Find each line with the word "момчета" and copy it.

==========

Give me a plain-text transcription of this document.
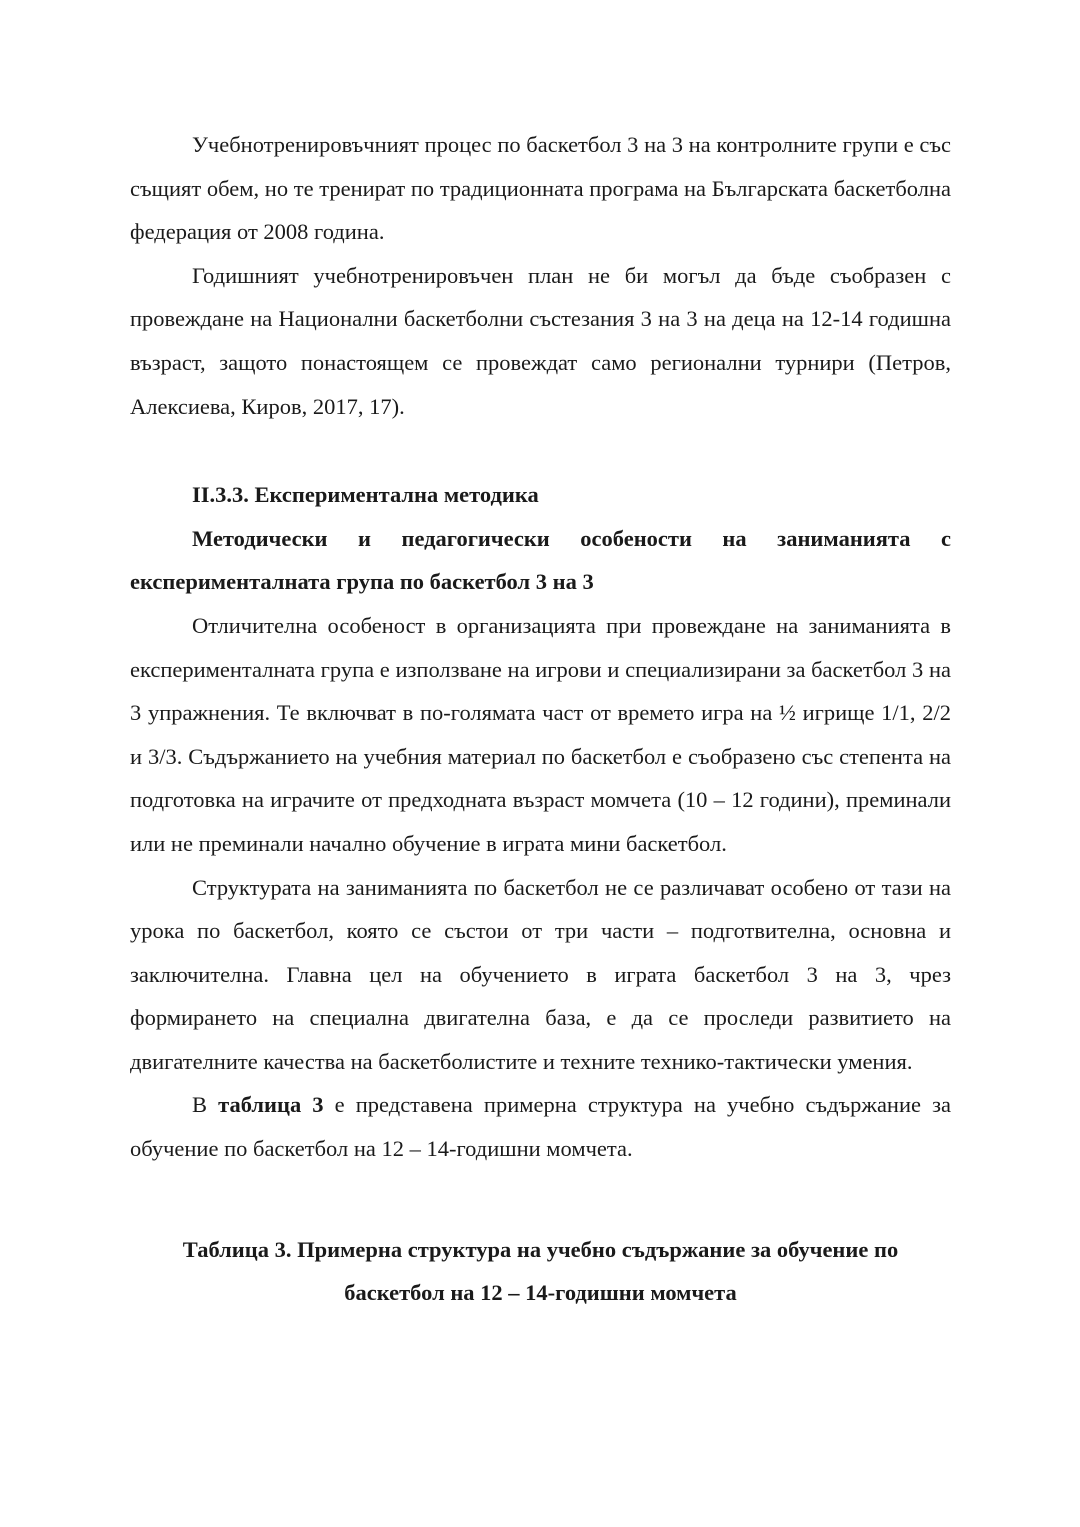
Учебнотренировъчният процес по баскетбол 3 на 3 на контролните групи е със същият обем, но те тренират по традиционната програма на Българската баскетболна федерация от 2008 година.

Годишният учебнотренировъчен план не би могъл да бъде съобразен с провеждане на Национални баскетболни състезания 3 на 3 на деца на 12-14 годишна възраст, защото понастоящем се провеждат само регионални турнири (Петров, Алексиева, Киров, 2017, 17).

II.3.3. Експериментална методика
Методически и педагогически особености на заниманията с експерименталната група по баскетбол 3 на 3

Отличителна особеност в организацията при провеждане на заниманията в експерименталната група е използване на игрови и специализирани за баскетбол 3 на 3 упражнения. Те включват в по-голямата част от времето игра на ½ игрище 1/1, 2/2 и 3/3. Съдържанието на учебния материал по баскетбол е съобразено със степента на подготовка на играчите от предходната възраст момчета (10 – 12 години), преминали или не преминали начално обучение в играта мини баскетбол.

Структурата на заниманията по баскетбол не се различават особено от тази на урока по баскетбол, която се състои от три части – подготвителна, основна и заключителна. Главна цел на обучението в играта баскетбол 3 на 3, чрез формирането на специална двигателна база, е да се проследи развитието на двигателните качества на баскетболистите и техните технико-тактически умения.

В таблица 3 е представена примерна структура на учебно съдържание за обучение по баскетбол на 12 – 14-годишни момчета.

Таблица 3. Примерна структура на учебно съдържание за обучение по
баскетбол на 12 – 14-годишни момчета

==========

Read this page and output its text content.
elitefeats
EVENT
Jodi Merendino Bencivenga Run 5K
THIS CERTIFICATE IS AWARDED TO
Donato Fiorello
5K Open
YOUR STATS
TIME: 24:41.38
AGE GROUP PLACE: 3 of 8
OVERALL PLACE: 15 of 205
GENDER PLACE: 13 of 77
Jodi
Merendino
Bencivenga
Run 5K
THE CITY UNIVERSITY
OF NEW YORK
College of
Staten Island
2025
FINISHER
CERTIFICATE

==========

#### The solution
Отличителна особеност в организацията при провеждане на заниманията в експерименталната група е използване на игрови и специализирани за баскетбол 3 на 3 упражнения. Те включват в по-голямата част от времето игра на ½ игрище 1/1, 2/2 и 3/3. Съдържанието на учебния материал по баскетбол е съобразено със степента на подготовка на играчите от предходната възраст момчета (10 – 12 години), преминали или не преминали начално обучение в играта мини баскетбол.
В таблица 3 е представена примерна структура на учебно съдържание за обучение по баскетбол на 12 – 14-годишни момчета.
баскетбол на 12 – 14-годишни момчета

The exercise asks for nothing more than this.